- **WHAT TO DO**:
In your copy, leave out the pictures; write out all the data exactly.

++++++++++++++++++++

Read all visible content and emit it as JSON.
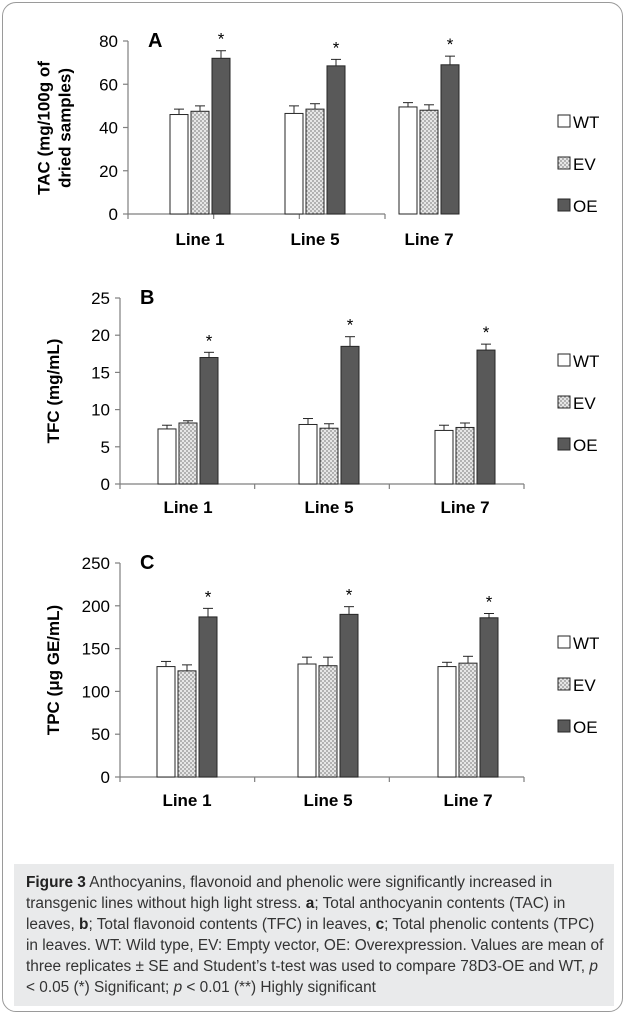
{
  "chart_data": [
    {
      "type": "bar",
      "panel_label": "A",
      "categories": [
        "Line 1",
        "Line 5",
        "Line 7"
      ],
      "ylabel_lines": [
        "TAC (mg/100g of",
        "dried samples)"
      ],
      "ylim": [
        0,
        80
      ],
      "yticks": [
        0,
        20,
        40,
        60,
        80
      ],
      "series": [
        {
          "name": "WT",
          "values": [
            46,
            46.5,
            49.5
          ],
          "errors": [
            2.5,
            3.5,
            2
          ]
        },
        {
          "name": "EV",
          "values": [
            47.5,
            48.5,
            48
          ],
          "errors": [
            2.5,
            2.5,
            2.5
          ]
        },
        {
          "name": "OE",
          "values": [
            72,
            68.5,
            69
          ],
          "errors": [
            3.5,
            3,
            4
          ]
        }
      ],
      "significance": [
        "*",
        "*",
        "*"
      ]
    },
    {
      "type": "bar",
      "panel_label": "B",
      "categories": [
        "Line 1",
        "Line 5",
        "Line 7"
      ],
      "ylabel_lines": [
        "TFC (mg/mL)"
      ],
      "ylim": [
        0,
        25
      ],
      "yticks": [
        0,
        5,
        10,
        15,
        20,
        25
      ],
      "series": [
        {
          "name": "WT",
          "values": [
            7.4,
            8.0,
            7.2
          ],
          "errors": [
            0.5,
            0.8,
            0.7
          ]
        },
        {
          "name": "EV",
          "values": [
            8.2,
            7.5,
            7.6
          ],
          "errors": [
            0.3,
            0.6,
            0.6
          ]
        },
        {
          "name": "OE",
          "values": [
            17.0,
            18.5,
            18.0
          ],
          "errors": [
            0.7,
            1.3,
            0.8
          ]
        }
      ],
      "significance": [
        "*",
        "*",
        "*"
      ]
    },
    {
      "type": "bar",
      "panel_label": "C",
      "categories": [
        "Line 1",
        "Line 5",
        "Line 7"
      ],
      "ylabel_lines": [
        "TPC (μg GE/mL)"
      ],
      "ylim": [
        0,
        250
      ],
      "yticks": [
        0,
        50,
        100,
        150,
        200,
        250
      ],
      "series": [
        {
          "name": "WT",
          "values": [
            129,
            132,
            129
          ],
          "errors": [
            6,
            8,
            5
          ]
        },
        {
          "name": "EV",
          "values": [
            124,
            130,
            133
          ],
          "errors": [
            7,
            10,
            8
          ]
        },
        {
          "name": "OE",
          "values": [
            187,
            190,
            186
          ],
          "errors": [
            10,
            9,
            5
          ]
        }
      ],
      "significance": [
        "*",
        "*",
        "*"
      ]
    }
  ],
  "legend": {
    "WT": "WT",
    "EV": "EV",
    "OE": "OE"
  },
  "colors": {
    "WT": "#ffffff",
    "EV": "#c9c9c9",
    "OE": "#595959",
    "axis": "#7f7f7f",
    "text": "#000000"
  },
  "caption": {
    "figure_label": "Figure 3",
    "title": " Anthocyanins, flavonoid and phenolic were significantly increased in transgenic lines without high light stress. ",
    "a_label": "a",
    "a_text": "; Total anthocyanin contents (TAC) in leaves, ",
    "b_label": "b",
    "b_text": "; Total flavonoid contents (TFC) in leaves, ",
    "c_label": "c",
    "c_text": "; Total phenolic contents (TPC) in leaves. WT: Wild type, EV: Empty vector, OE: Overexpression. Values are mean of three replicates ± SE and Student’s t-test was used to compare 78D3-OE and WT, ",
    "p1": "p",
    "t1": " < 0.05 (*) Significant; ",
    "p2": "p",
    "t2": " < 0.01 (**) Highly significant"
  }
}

++++++++++++++++++++

- **TASK RESULT**:
Read all visible content and emit it as JSON.
{
  "chart_data": [
    {
      "type": "bar",
      "panel_label": "A",
      "categories": [
        "Line 1",
        "Line 5",
        "Line 7"
      ],
      "ylabel_lines": [
        "TAC (mg/100g of",
        "dried samples)"
      ],
      "ylim": [
        0,
        80
      ],
      "yticks": [
        0,
        20,
        40,
        60,
        80
      ],
      "series": [
        {
          "name": "WT",
          "values": [
            46,
            46.5,
            49.5
          ],
          "errors": [
            2.5,
            3.5,
            2
          ]
        },
        {
          "name": "EV",
          "values": [
            47.5,
            48.5,
            48
          ],
          "errors": [
            2.5,
            2.5,
            2.5
          ]
        },
        {
          "name": "OE",
          "values": [
            72,
            68.5,
            69
          ],
          "errors": [
            3.5,
            3,
            4
          ]
        }
      ],
      "significance": [
        "*",
        "*",
        "*"
      ]
    },
    {
      "type": "bar",
      "panel_label": "B",
      "categories": [
        "Line 1",
        "Line 5",
        "Line 7"
      ],
      "ylabel_lines": [
        "TFC (mg/mL)"
      ],
      "ylim": [
        0,
        25
      ],
      "yticks": [
        0,
        5,
        10,
        15,
        20,
        25
      ],
      "series": [
        {
          "name": "WT",
          "values": [
            7.4,
            8.0,
            7.2
          ],
          "errors": [
            0.5,
            0.8,
            0.7
          ]
        },
        {
          "name": "EV",
          "values": [
            8.2,
            7.5,
            7.6
          ],
          "errors": [
            0.3,
            0.6,
            0.6
          ]
        },
        {
          "name": "OE",
          "values": [
            17.0,
            18.5,
            18.0
          ],
          "errors": [
            0.7,
            1.3,
            0.8
          ]
        }
      ],
      "significance": [
        "*",
        "*",
        "*"
      ]
    },
    {
      "type": "bar",
      "panel_label": "C",
      "categories": [
        "Line 1",
        "Line 5",
        "Line 7"
      ],
      "ylabel_lines": [
        "TPC (μg GE/mL)"
      ],
      "ylim": [
        0,
        250
      ],
      "yticks": [
        0,
        50,
        100,
        150,
        200,
        250
      ],
      "series": [
        {
          "name": "WT",
          "values": [
            129,
            132,
            129
          ],
          "errors": [
            6,
            8,
            5
          ]
        },
        {
          "name": "EV",
          "values": [
            124,
            130,
            133
          ],
          "errors": [
            7,
            10,
            8
          ]
        },
        {
          "name": "OE",
          "values": [
            187,
            190,
            186
          ],
          "errors": [
            10,
            9,
            5
          ]
        }
      ],
      "significance": [
        "*",
        "*",
        "*"
      ]
    }
  ],
  "legend": {
    "WT": "WT",
    "EV": "EV",
    "OE": "OE"
  },
  "colors": {
    "WT": "#ffffff",
    "EV": "#c9c9c9",
    "OE": "#595959",
    "axis": "#7f7f7f",
    "text": "#000000"
  },
  "caption": {
    "figure_label": "Figure 3",
    "title": " Anthocyanins, flavonoid and phenolic were significantly increased in transgenic lines without high light stress. ",
    "a_label": "a",
    "a_text": "; Total anthocyanin contents (TAC) in leaves, ",
    "b_label": "b",
    "b_text": "; Total flavonoid contents (TFC) in leaves, ",
    "c_label": "c",
    "c_text": "; Total phenolic contents (TPC) in leaves. WT: Wild type, EV: Empty vector, OE: Overexpression. Values are mean of three replicates ± SE and Student’s t-test was used to compare 78D3-OE and WT, ",
    "p1": "p",
    "t1": " < 0.05 (*) Significant; ",
    "p2": "p",
    "t2": " < 0.01 (**) Highly significant"
  }
}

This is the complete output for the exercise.